● **Short exercise**:
Reproduce the entries exactly.

● **Recorded data**:
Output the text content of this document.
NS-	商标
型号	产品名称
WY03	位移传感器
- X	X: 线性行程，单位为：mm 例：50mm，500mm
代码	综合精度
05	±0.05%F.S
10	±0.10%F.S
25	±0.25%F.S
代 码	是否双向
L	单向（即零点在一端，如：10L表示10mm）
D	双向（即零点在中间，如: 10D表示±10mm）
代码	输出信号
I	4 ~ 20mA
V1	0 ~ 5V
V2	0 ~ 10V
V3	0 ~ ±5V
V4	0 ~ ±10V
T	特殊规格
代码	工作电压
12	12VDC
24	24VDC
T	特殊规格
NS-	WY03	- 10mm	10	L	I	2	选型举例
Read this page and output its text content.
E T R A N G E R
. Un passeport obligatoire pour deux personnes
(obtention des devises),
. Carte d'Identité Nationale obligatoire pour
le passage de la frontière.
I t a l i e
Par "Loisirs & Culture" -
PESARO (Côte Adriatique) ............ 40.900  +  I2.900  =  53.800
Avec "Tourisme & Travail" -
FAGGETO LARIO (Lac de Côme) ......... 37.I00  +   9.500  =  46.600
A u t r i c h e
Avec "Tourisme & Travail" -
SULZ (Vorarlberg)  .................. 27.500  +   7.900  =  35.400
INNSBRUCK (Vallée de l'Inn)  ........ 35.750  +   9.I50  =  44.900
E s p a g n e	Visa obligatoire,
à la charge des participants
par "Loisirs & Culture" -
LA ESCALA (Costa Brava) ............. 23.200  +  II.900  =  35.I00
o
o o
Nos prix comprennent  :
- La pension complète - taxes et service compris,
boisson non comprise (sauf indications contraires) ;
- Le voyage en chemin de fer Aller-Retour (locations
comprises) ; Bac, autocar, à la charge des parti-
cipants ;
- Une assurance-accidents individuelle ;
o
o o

● **Result for this task**:
Output the text content of this document.
NS-	商标
型号	产品名称
WY03	位移传感器
- X	X: 线性行程，单位为：mm 例：50mm，500mm
代码	综合精度
05	±0.05%F.S
10	±0.10%F.S
25	±0.25%F.S
代 码	是否双向
L	单向（即零点在一端，如：10L表示10mm）
D	双向（即零点在中间，如: 10D表示±10mm）
代码	输出信号
I	4 ~ 20mA
V1	0 ~ 5V
V2	0 ~ 10V
V3	0 ~ ±5V
V4	0 ~ ±10V
T	特殊规格
代码	工作电压
12	12VDC
24	24VDC
T	特殊规格
NS-	WY03	- 10mm	10	L	I	2	选型举例
Read this page and output its text content.
E T R A N G E R
. Un passeport obligatoire pour deux personnes
(obtention des devises),
. Carte d'Identité Nationale obligatoire pour
le passage de la frontière.
I t a l i e
Par "Loisirs & Culture" -
PESARO (Côte Adriatique) ............ 40.900  +  I2.900  =  53.800
Avec "Tourisme & Travail" -
FAGGETO LARIO (Lac de Côme) ......... 37.I00  +   9.500  =  46.600
A u t r i c h e
Avec "Tourisme & Travail" -
SULZ (Vorarlberg)  .................. 27.500  +   7.900  =  35.400
INNSBRUCK (Vallée de l'Inn)  ........ 35.750  +   9.I50  =  44.900
E s p a g n e	Visa obligatoire,
à la charge des participants
par "Loisirs & Culture" -
LA ESCALA (Costa Brava) ............. 23.200  +  II.900  =  35.I00
o
o o
Nos prix comprennent  :
- La pension complète - taxes et service compris,
boisson non comprise (sauf indications contraires) ;
- Le voyage en chemin de fer Aller-Retour (locations
comprises) ; Bac, autocar, à la charge des parti-
cipants ;
- Une assurance-accidents individuelle ;
o
o o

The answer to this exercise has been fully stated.